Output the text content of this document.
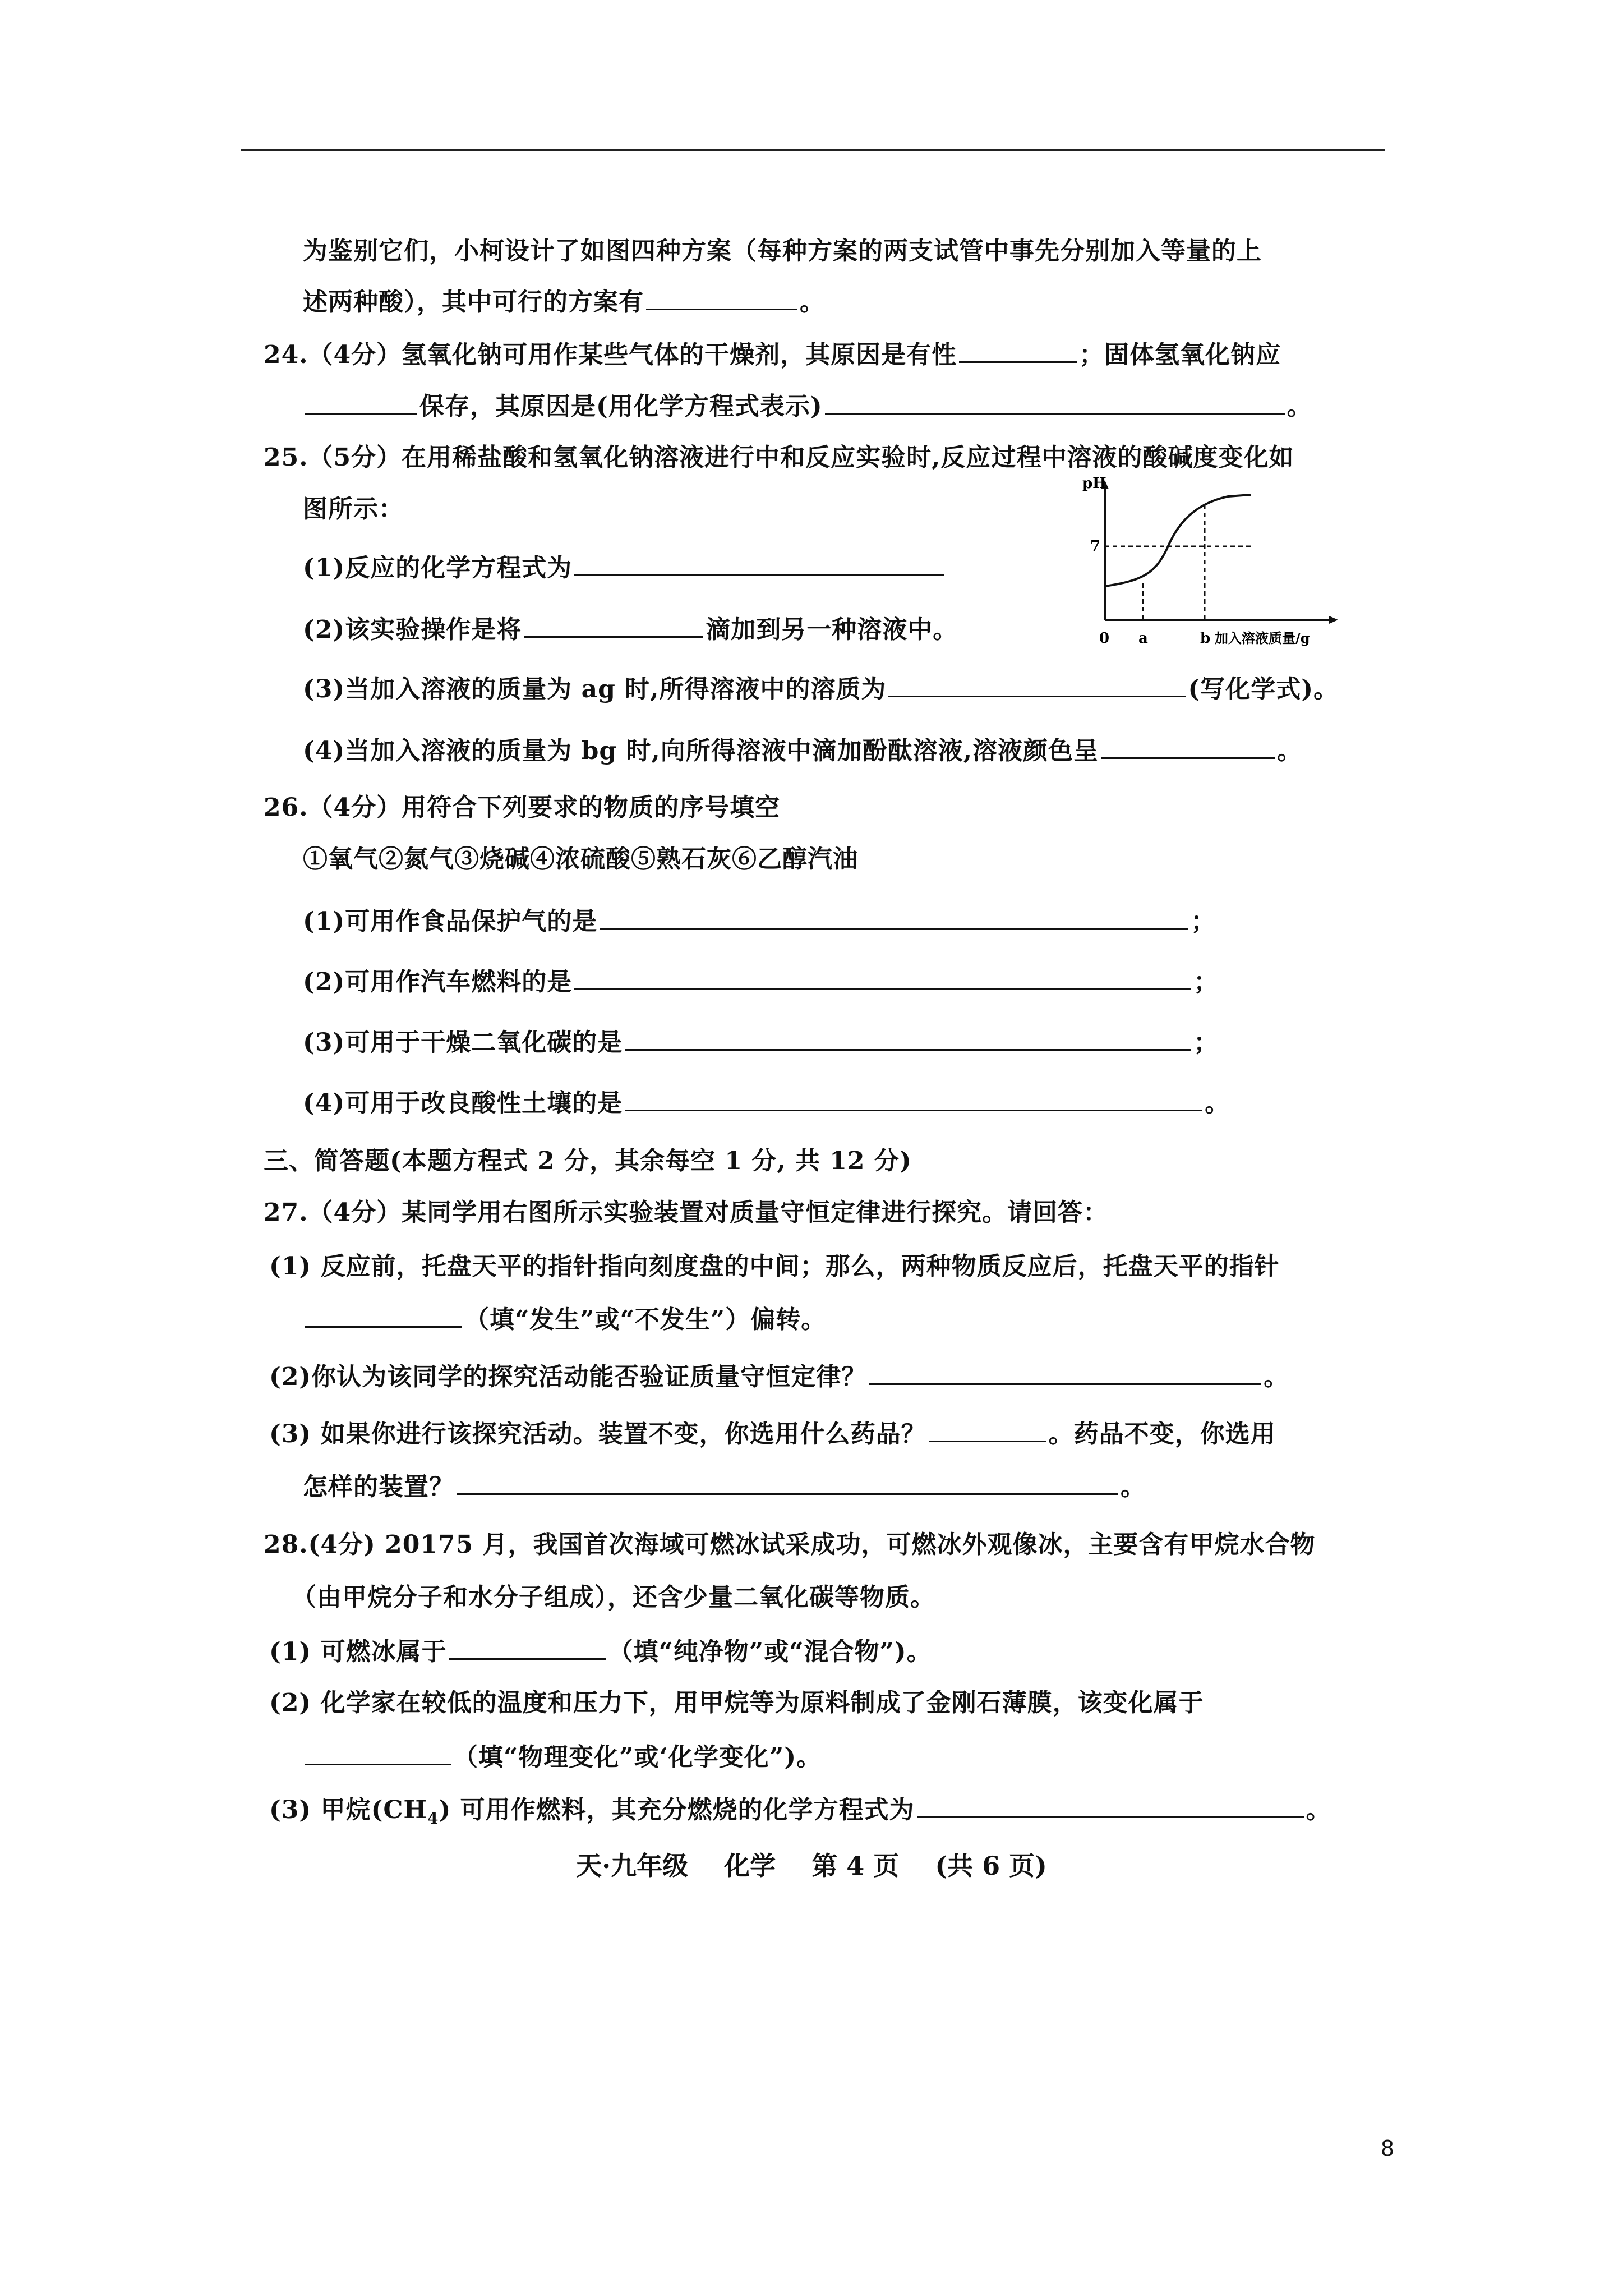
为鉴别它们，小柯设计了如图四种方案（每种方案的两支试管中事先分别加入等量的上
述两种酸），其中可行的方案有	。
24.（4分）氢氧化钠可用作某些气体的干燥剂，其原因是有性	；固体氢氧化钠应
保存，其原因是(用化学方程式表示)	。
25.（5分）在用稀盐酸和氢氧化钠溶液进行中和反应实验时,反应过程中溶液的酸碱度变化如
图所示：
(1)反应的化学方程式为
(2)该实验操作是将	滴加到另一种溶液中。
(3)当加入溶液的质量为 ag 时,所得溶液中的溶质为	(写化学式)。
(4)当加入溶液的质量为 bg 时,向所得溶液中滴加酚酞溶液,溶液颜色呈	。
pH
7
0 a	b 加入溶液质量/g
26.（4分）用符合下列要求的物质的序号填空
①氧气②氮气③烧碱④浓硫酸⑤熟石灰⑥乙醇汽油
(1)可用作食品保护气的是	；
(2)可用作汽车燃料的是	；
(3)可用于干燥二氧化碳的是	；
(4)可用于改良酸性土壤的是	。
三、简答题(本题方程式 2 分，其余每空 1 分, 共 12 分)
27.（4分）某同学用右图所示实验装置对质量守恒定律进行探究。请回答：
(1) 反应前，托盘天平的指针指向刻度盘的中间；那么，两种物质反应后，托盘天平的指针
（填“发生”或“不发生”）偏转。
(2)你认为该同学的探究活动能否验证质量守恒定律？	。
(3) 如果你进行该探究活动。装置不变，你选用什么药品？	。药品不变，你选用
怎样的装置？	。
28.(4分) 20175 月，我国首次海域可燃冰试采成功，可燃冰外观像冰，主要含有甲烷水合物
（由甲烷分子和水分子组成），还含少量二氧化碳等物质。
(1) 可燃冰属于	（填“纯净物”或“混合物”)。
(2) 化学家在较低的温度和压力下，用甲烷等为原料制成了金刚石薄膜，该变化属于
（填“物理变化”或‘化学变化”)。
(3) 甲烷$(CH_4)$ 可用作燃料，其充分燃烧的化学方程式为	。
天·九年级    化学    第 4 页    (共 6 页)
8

> JOB: Give back each entry exactly as it appears, with no pictures.

> WRITTEN SOLUTION:
Output the text content of this document.
为鉴别它们，小柯设计了如图四种方案（每种方案的两支试管中事先分别加入等量的上
述两种酸），其中可行的方案有	。
24.（4分）氢氧化钠可用作某些气体的干燥剂，其原因是有性	；固体氢氧化钠应
保存，其原因是(用化学方程式表示)	。
25.（5分）在用稀盐酸和氢氧化钠溶液进行中和反应实验时,反应过程中溶液的酸碱度变化如
图所示：
(1)反应的化学方程式为
(2)该实验操作是将	滴加到另一种溶液中。
(3)当加入溶液的质量为 ag 时,所得溶液中的溶质为	(写化学式)。
(4)当加入溶液的质量为 bg 时,向所得溶液中滴加酚酞溶液,溶液颜色呈	。
pH
7
0 a	b 加入溶液质量/g
26.（4分）用符合下列要求的物质的序号填空
①氧气②氮气③烧碱④浓硫酸⑤熟石灰⑥乙醇汽油
(1)可用作食品保护气的是	；
(2)可用作汽车燃料的是	；
(3)可用于干燥二氧化碳的是	；
(4)可用于改良酸性土壤的是	。
三、简答题(本题方程式 2 分，其余每空 1 分, 共 12 分)
27.（4分）某同学用右图所示实验装置对质量守恒定律进行探究。请回答：
(1) 反应前，托盘天平的指针指向刻度盘的中间；那么，两种物质反应后，托盘天平的指针
（填“发生”或“不发生”）偏转。
(2)你认为该同学的探究活动能否验证质量守恒定律？	。
(3) 如果你进行该探究活动。装置不变，你选用什么药品？	。药品不变，你选用
怎样的装置？	。
28.(4分) 20175 月，我国首次海域可燃冰试采成功，可燃冰外观像冰，主要含有甲烷水合物
（由甲烷分子和水分子组成），还含少量二氧化碳等物质。
(1) 可燃冰属于	（填“纯净物”或“混合物”)。
(2) 化学家在较低的温度和压力下，用甲烷等为原料制成了金刚石薄膜，该变化属于
（填“物理变化”或‘化学变化”)。
(3) 甲烷$(CH_4)$ 可用作燃料，其充分燃烧的化学方程式为	。
天·九年级    化学    第 4 页    (共 6 页)
8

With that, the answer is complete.